_WORK TO BE COMPLETED_: Output all the entries word for word. Omit the pictures.

_MATERIAL FOR THE TASK_:
════

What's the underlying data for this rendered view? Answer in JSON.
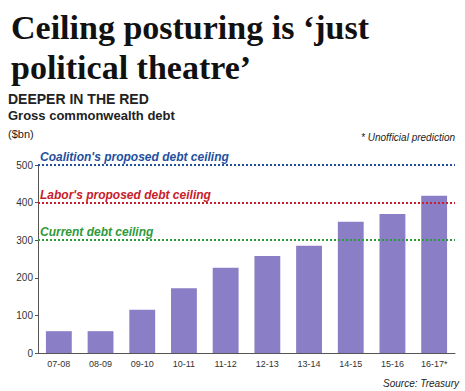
{
  "chart_data": {
    "type": "bar",
    "title": "Ceiling posturing is ‘just political theatre’",
    "subtitle": [
      "DEEPER IN THE RED",
      "Gross commonwealth debt"
    ],
    "ylabel": "($bn)",
    "note": "* Unofficial prediction",
    "source": "Source: Treasury",
    "categories": [
      "07-08",
      "08-09",
      "09-10",
      "10-11",
      "11-12",
      "12-13",
      "13-14",
      "14-15",
      "15-16",
      "16-17*"
    ],
    "values": [
      58,
      58,
      115,
      172,
      227,
      258,
      285,
      349,
      370,
      418
    ],
    "color": "#8a7fc6",
    "ylim": [
      0,
      500
    ],
    "yticks": [
      0,
      100,
      200,
      300,
      400,
      500
    ],
    "grid": false,
    "reference_lines": [
      {
        "value": 500,
        "label": "Coalition's proposed debt ceiling",
        "color": "#1f4f9e"
      },
      {
        "value": 400,
        "label": "Labor's proposed debt ceiling",
        "color": "#c8202a"
      },
      {
        "value": 300,
        "label": "Current debt ceiling",
        "color": "#2e9a3a"
      }
    ]
  }
}
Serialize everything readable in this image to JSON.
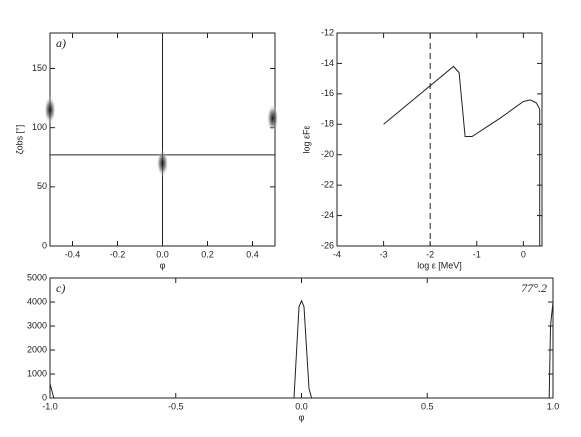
{
  "chart_data": [
    {
      "type": "scatter",
      "panel_label": "a)",
      "xlabel": "φ",
      "ylabel": "ζobs [°]",
      "xlim": [
        -0.5,
        0.5
      ],
      "ylim": [
        0,
        180
      ],
      "xticks": [
        -0.4,
        -0.2,
        {
          "value": 0,
          "label": "0.0"
        },
        0.2,
        0.4
      ],
      "yticks": [
        0,
        50,
        100,
        150
      ],
      "vlines": [
        0
      ],
      "hlines": [
        77
      ],
      "dashed": false,
      "series": [
        {
          "color": "#222",
          "x": [
            0,
            0.49,
            -0.5
          ],
          "values": [
            70,
            108,
            115
          ]
        }
      ]
    },
    {
      "type": "line",
      "xlabel": "log ε [MeV]",
      "ylabel": "log εFε",
      "xlim": [
        -4,
        0.4
      ],
      "ylim": [
        -26,
        -12
      ],
      "xticks": [
        -4,
        -3,
        -2,
        -1,
        0
      ],
      "yticks": [
        -26,
        -24,
        -22,
        -20,
        -18,
        -16,
        -14,
        -12
      ],
      "vlines": [
        -2
      ],
      "dashed": true,
      "series": [
        {
          "color": "#222",
          "x": [
            -3,
            -1.5,
            -1.38,
            -1.25,
            -1.1,
            -0.5,
            0,
            0.15,
            0.28,
            0.35,
            0.35
          ],
          "values": [
            -18,
            -14.2,
            -14.6,
            -18.8,
            -18.8,
            -17.6,
            -16.5,
            -16.4,
            -16.6,
            -17,
            -26
          ]
        }
      ]
    },
    {
      "type": "line",
      "panel_label": "c)",
      "annotation": "77°.2",
      "xlabel": "φ",
      "xlim": [
        -1,
        1
      ],
      "ylim": [
        0,
        5000
      ],
      "xticks": [
        {
          "value": -1,
          "label": "-1.0"
        },
        -0.5,
        {
          "value": 0,
          "label": "0.0"
        },
        0.5,
        {
          "value": 1,
          "label": "1.0"
        }
      ],
      "yticks": [
        0,
        1000,
        2000,
        3000,
        4000,
        5000
      ],
      "series": [
        {
          "color": "#222",
          "x": [
            -1,
            -0.99,
            -0.985
          ],
          "values": [
            600,
            200,
            0
          ]
        },
        {
          "color": "#222",
          "x": [
            -0.03,
            -0.01,
            0,
            0.01,
            0.03,
            0.04
          ],
          "values": [
            0,
            3800,
            4050,
            3800,
            400,
            0
          ]
        },
        {
          "color": "#222",
          "x": [
            0.985,
            0.99,
            1
          ],
          "values": [
            0,
            3000,
            4000
          ]
        }
      ]
    }
  ]
}
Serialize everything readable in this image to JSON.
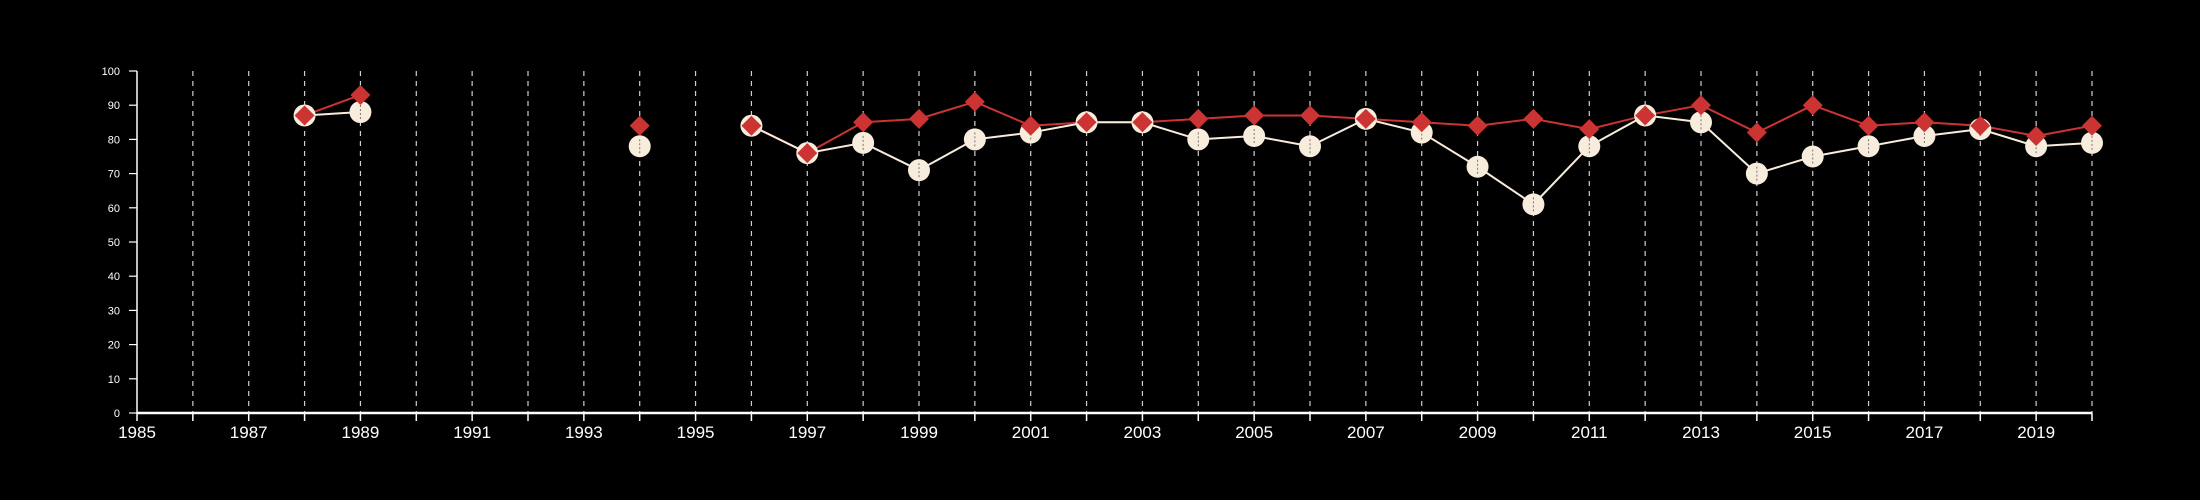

════

_RESPONSE TO THE TASK_:
What's the underlying data for this rendered view? Answer in JSON.
{
  "chart_data": {
    "type": "bar",
    "title": "Ceiling posturing is ‘just political theatre’",
    "subtitle": [
      "DEEPER IN THE RED",
      "Gross commonwealth debt"
    ],
    "ylabel": "($bn)",
    "note": "* Unofficial prediction",
    "source": "Source: Treasury",
    "categories": [
      "07-08",
      "08-09",
      "09-10",
      "10-11",
      "11-12",
      "12-13",
      "13-14",
      "14-15",
      "15-16",
      "16-17*"
    ],
    "values": [
      58,
      58,
      115,
      172,
      227,
      258,
      285,
      349,
      370,
      418
    ],
    "color": "#8a7fc6",
    "ylim": [
      0,
      500
    ],
    "yticks": [
      0,
      100,
      200,
      300,
      400,
      500
    ],
    "grid": false,
    "reference_lines": [
      {
        "value": 500,
        "label": "Coalition's proposed debt ceiling",
        "color": "#1f4f9e"
      },
      {
        "value": 400,
        "label": "Labor's proposed debt ceiling",
        "color": "#c8202a"
      },
      {
        "value": 300,
        "label": "Current debt ceiling",
        "color": "#2e9a3a"
      }
    ]
  }
}
Serialize everything readable in this image to JSON.
{
  "chart_data": [
    {
      "type": "scatter",
      "panel_label": "a)",
      "xlabel": "φ",
      "ylabel": "ζobs [°]",
      "xlim": [
        -0.5,
        0.5
      ],
      "ylim": [
        0,
        180
      ],
      "xticks": [
        -0.4,
        -0.2,
        {
          "value": 0,
          "label": "0.0"
        },
        0.2,
        0.4
      ],
      "yticks": [
        0,
        50,
        100,
        150
      ],
      "vlines": [
        0
      ],
      "hlines": [
        77
      ],
      "dashed": false,
      "series": [
        {
          "color": "#222",
          "x": [
            0,
            0.49,
            -0.5
          ],
          "values": [
            70,
            108,
            115
          ]
        }
      ]
    },
    {
      "type": "line",
      "xlabel": "log ε [MeV]",
      "ylabel": "log εFε",
      "xlim": [
        -4,
        0.4
      ],
      "ylim": [
        -26,
        -12
      ],
      "xticks": [
        -4,
        -3,
        -2,
        -1,
        0
      ],
      "yticks": [
        -26,
        -24,
        -22,
        -20,
        -18,
        -16,
        -14,
        -12
      ],
      "vlines": [
        -2
      ],
      "dashed": true,
      "series": [
        {
          "color": "#222",
          "x": [
            -3,
            -1.5,
            -1.38,
            -1.25,
            -1.1,
            -0.5,
            0,
            0.15,
            0.28,
            0.35,
            0.35
          ],
          "values": [
            -18,
            -14.2,
            -14.6,
            -18.8,
            -18.8,
            -17.6,
            -16.5,
            -16.4,
            -16.6,
            -17,
            -26
          ]
        }
      ]
    },
    {
      "type": "line",
      "panel_label": "c)",
      "annotation": "77°.2",
      "xlabel": "φ",
      "xlim": [
        -1,
        1
      ],
      "ylim": [
        0,
        5000
      ],
      "xticks": [
        {
          "value": -1,
          "label": "-1.0"
        },
        -0.5,
        {
          "value": 0,
          "label": "0.0"
        },
        0.5,
        {
          "value": 1,
          "label": "1.0"
        }
      ],
      "yticks": [
        0,
        1000,
        2000,
        3000,
        4000,
        5000
      ],
      "series": [
        {
          "color": "#222",
          "x": [
            -1,
            -0.99,
            -0.985
          ],
          "values": [
            600,
            200,
            0
          ]
        },
        {
          "color": "#222",
          "x": [
            -0.03,
            -0.01,
            0,
            0.01,
            0.03,
            0.04
          ],
          "values": [
            0,
            3800,
            4050,
            3800,
            400,
            0
          ]
        },
        {
          "color": "#222",
          "x": [
            0.985,
            0.99,
            1
          ],
          "values": [
            0,
            3000,
            4000
          ]
        }
      ]
    }
  ]
}
Serialize everything readable in this image to JSON.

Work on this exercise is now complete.